### Input material

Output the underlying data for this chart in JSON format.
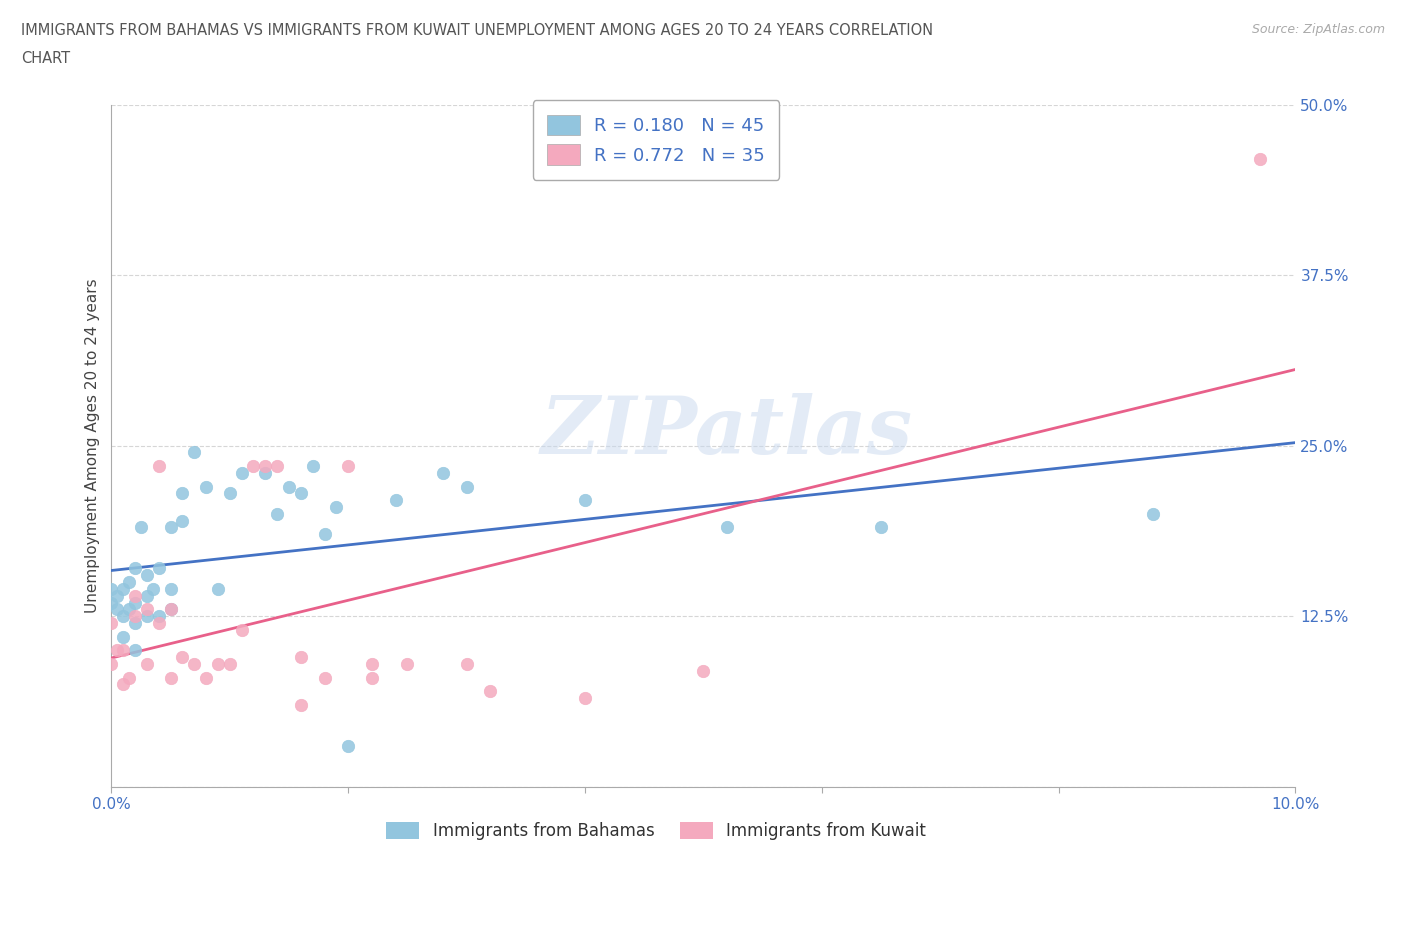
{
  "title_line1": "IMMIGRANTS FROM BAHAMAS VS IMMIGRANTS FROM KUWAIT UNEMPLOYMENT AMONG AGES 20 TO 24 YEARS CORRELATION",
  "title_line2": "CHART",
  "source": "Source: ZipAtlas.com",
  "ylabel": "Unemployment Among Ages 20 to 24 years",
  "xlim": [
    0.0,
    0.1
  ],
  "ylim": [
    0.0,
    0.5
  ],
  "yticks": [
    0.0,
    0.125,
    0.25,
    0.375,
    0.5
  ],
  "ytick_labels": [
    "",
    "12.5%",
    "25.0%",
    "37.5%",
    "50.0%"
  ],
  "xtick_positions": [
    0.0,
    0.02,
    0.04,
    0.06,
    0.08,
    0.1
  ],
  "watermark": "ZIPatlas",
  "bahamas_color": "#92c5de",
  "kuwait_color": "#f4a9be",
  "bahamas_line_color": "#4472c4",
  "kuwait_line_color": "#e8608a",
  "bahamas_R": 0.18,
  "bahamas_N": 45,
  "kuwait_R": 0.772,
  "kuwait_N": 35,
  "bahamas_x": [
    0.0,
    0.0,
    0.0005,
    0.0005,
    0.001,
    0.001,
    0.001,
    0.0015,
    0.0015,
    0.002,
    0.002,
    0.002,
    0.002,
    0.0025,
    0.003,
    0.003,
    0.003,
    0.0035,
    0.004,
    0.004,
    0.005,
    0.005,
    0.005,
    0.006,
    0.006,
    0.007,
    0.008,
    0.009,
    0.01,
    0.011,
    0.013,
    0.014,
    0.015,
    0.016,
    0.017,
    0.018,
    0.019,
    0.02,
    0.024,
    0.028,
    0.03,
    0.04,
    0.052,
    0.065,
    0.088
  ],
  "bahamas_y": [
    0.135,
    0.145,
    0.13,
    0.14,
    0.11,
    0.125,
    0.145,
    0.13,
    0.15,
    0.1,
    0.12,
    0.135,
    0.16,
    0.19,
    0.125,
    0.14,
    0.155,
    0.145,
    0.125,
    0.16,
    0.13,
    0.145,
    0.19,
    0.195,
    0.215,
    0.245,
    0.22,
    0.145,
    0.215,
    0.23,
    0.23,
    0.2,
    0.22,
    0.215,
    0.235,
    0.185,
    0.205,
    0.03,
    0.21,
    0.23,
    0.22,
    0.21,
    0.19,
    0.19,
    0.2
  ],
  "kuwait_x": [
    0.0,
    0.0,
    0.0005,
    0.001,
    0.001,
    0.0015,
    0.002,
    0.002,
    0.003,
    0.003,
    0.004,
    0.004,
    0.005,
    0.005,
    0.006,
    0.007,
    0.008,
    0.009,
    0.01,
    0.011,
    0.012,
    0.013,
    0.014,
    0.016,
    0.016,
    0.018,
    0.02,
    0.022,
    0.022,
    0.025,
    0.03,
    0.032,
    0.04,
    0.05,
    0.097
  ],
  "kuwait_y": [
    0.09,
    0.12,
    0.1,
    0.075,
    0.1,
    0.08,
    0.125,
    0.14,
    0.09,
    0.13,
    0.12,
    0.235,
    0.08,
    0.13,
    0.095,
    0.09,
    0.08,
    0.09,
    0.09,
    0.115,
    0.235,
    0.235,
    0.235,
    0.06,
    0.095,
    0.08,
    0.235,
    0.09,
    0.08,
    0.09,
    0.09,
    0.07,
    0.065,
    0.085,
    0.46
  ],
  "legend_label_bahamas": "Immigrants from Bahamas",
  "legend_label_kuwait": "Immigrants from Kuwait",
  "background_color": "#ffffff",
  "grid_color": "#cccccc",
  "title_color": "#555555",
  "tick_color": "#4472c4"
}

### The exercise
All of the material above should be reproduced exactly, except the pictures.

### Result
Output the underlying data for this chart in JSON format.
{
  "title_line1": "IMMIGRANTS FROM BAHAMAS VS IMMIGRANTS FROM KUWAIT UNEMPLOYMENT AMONG AGES 20 TO 24 YEARS CORRELATION",
  "title_line2": "CHART",
  "source": "Source: ZipAtlas.com",
  "ylabel": "Unemployment Among Ages 20 to 24 years",
  "xlim": [
    0.0,
    0.1
  ],
  "ylim": [
    0.0,
    0.5
  ],
  "yticks": [
    0.0,
    0.125,
    0.25,
    0.375,
    0.5
  ],
  "ytick_labels": [
    "",
    "12.5%",
    "25.0%",
    "37.5%",
    "50.0%"
  ],
  "xtick_positions": [
    0.0,
    0.02,
    0.04,
    0.06,
    0.08,
    0.1
  ],
  "watermark": "ZIPatlas",
  "bahamas_color": "#92c5de",
  "kuwait_color": "#f4a9be",
  "bahamas_line_color": "#4472c4",
  "kuwait_line_color": "#e8608a",
  "bahamas_R": 0.18,
  "bahamas_N": 45,
  "kuwait_R": 0.772,
  "kuwait_N": 35,
  "bahamas_x": [
    0.0,
    0.0,
    0.0005,
    0.0005,
    0.001,
    0.001,
    0.001,
    0.0015,
    0.0015,
    0.002,
    0.002,
    0.002,
    0.002,
    0.0025,
    0.003,
    0.003,
    0.003,
    0.0035,
    0.004,
    0.004,
    0.005,
    0.005,
    0.005,
    0.006,
    0.006,
    0.007,
    0.008,
    0.009,
    0.01,
    0.011,
    0.013,
    0.014,
    0.015,
    0.016,
    0.017,
    0.018,
    0.019,
    0.02,
    0.024,
    0.028,
    0.03,
    0.04,
    0.052,
    0.065,
    0.088
  ],
  "bahamas_y": [
    0.135,
    0.145,
    0.13,
    0.14,
    0.11,
    0.125,
    0.145,
    0.13,
    0.15,
    0.1,
    0.12,
    0.135,
    0.16,
    0.19,
    0.125,
    0.14,
    0.155,
    0.145,
    0.125,
    0.16,
    0.13,
    0.145,
    0.19,
    0.195,
    0.215,
    0.245,
    0.22,
    0.145,
    0.215,
    0.23,
    0.23,
    0.2,
    0.22,
    0.215,
    0.235,
    0.185,
    0.205,
    0.03,
    0.21,
    0.23,
    0.22,
    0.21,
    0.19,
    0.19,
    0.2
  ],
  "kuwait_x": [
    0.0,
    0.0,
    0.0005,
    0.001,
    0.001,
    0.0015,
    0.002,
    0.002,
    0.003,
    0.003,
    0.004,
    0.004,
    0.005,
    0.005,
    0.006,
    0.007,
    0.008,
    0.009,
    0.01,
    0.011,
    0.012,
    0.013,
    0.014,
    0.016,
    0.016,
    0.018,
    0.02,
    0.022,
    0.022,
    0.025,
    0.03,
    0.032,
    0.04,
    0.05,
    0.097
  ],
  "kuwait_y": [
    0.09,
    0.12,
    0.1,
    0.075,
    0.1,
    0.08,
    0.125,
    0.14,
    0.09,
    0.13,
    0.12,
    0.235,
    0.08,
    0.13,
    0.095,
    0.09,
    0.08,
    0.09,
    0.09,
    0.115,
    0.235,
    0.235,
    0.235,
    0.06,
    0.095,
    0.08,
    0.235,
    0.09,
    0.08,
    0.09,
    0.09,
    0.07,
    0.065,
    0.085,
    0.46
  ],
  "legend_label_bahamas": "Immigrants from Bahamas",
  "legend_label_kuwait": "Immigrants from Kuwait",
  "background_color": "#ffffff",
  "grid_color": "#cccccc",
  "title_color": "#555555",
  "tick_color": "#4472c4"
}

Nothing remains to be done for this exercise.